SET TASK: Only the pictures are omitted; repeat all other data exactly.

Dataset excerpts
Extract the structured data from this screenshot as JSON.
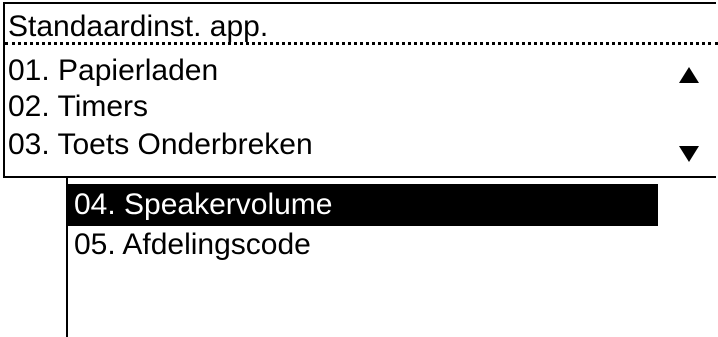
{
  "screen": {
    "title": "Standaardinst. app.",
    "items": [
      {
        "label": "01. Papierladen"
      },
      {
        "label": "02. Timers"
      },
      {
        "label": "03. Toets Onderbreken"
      },
      {
        "label": "04. Speakervolume",
        "selected": true
      },
      {
        "label": "05. Afdelingscode"
      }
    ],
    "scroll_up_icon": "triangle-up",
    "scroll_down_icon": "triangle-down"
  }
}
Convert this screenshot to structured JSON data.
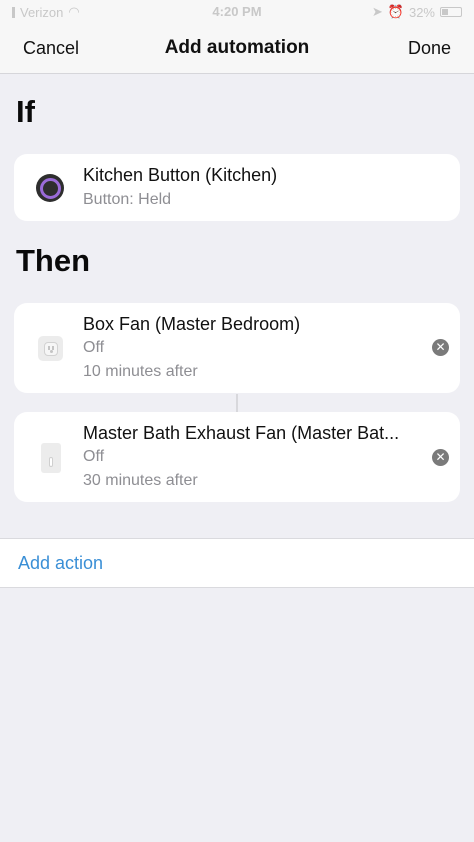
{
  "status_bar": {
    "carrier": "Verizon",
    "time": "4:20 PM",
    "battery": "32%"
  },
  "nav": {
    "cancel_label": "Cancel",
    "title": "Add automation",
    "done_label": "Done"
  },
  "if_section": {
    "heading": "If",
    "trigger": {
      "title": "Kitchen Button (Kitchen)",
      "subtitle": "Button: Held",
      "icon": "button-icon"
    }
  },
  "then_section": {
    "heading": "Then",
    "actions": [
      {
        "title": "Box Fan (Master Bedroom)",
        "state": "Off",
        "delay": "10 minutes after",
        "icon": "outlet-icon"
      },
      {
        "title": "Master Bath Exhaust Fan (Master Bat...",
        "state": "Off",
        "delay": "30 minutes after",
        "icon": "switch-icon"
      }
    ]
  },
  "add_action": {
    "label": "Add action"
  },
  "colors": {
    "accent": "#3a8fd6",
    "background": "#efeff4",
    "trigger_ring": "#9a6bd8"
  }
}
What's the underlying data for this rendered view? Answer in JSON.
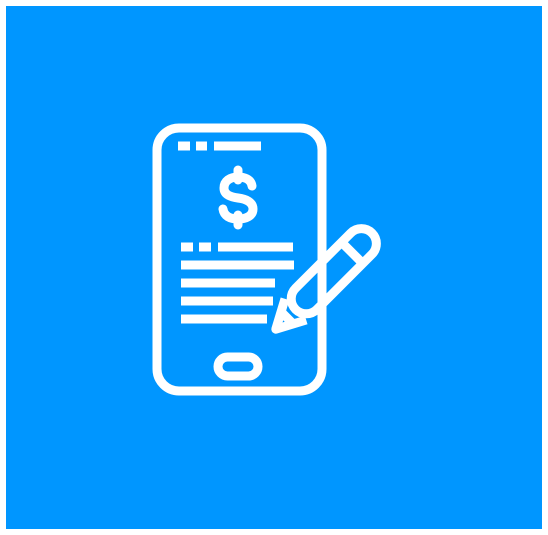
{
  "colors": {
    "background": "#0096FF",
    "icon_stroke": "#FFFFFF",
    "page": "#FFFFFF"
  },
  "icon": {
    "name": "mobile-payment-sign-icon",
    "parts": [
      "phone-icon",
      "dollar-sign-icon",
      "document-lines-icon",
      "pencil-icon"
    ]
  }
}
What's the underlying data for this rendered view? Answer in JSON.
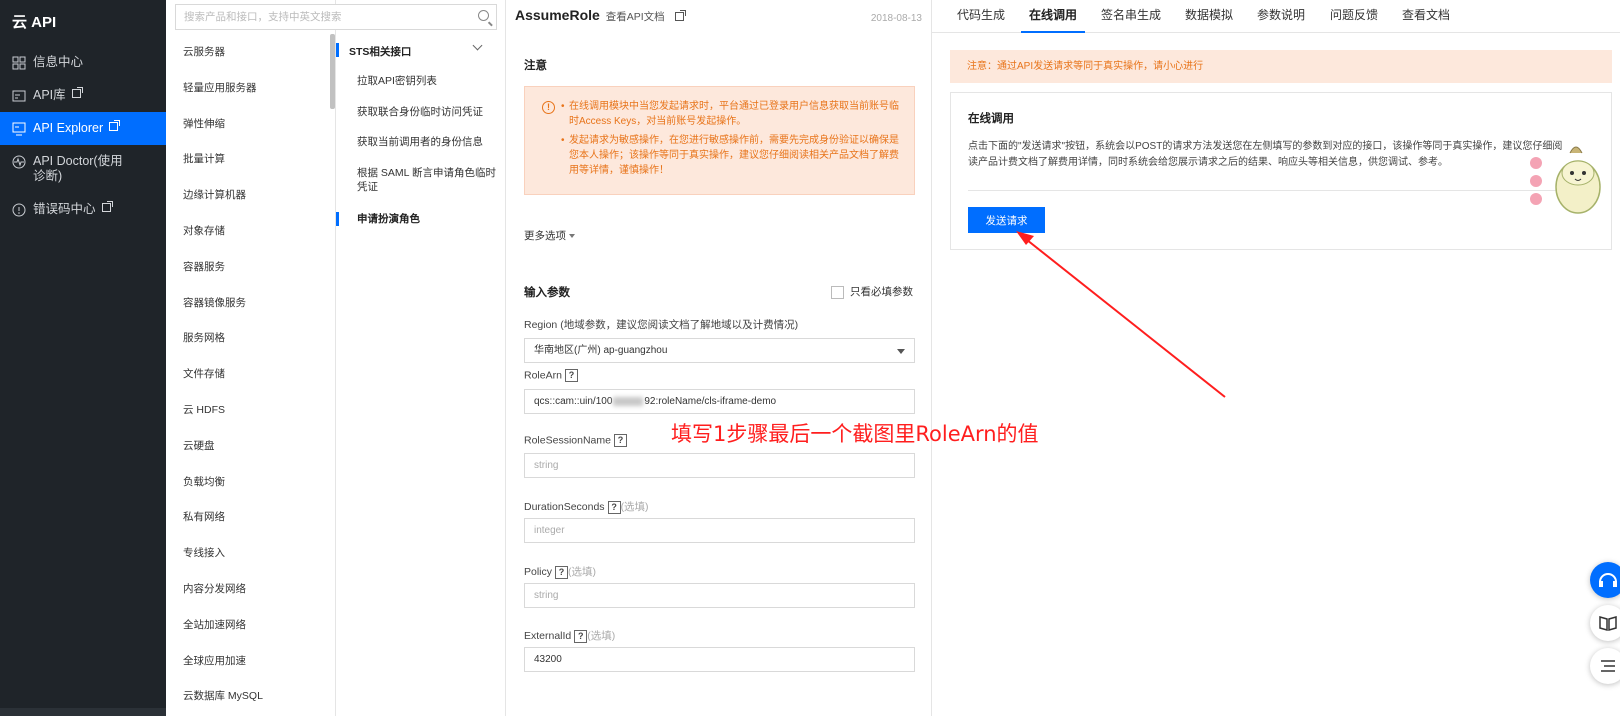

WRITTEN ANSWER:
Extract the structured data from this screenshot as JSON.
{
  "screen": {
    "title": "Standaardinst. app.",
    "items": [
      {
        "label": "01. Papierladen"
      },
      {
        "label": "02. Timers"
      },
      {
        "label": "03. Toets Onderbreken"
      },
      {
        "label": "04. Speakervolume",
        "selected": true
      },
      {
        "label": "05. Afdelingscode"
      }
    ],
    "scroll_up_icon": "triangle-up",
    "scroll_down_icon": "triangle-down"
  }
}
Convert this screenshot to structured JSON data.
{
  "status_bar": {
    "carrier": "Verizon",
    "time": "4:20 PM",
    "battery": "32%"
  },
  "nav": {
    "cancel_label": "Cancel",
    "title": "Add automation",
    "done_label": "Done"
  },
  "if_section": {
    "heading": "If",
    "trigger": {
      "title": "Kitchen Button (Kitchen)",
      "subtitle": "Button: Held",
      "icon": "button-icon"
    }
  },
  "then_section": {
    "heading": "Then",
    "actions": [
      {
        "title": "Box Fan (Master Bedroom)",
        "state": "Off",
        "delay": "10 minutes after",
        "icon": "outlet-icon"
      },
      {
        "title": "Master Bath Exhaust Fan (Master Bat...",
        "state": "Off",
        "delay": "30 minutes after",
        "icon": "switch-icon"
      }
    ]
  },
  "add_action": {
    "label": "Add action"
  },
  "colors": {
    "accent": "#3a8fd6",
    "background": "#efeff4",
    "trigger_ring": "#9a6bd8"
  }
}
What's the underlying data for this rendered view? Answer in JSON.
{
  "colors": {
    "background": "#0096FF",
    "icon_stroke": "#FFFFFF",
    "page": "#FFFFFF"
  },
  "icon": {
    "name": "mobile-payment-sign-icon",
    "parts": [
      "phone-icon",
      "dollar-sign-icon",
      "document-lines-icon",
      "pencil-icon"
    ]
  }
}
What's the underlying data for this rendered view? Answer in JSON.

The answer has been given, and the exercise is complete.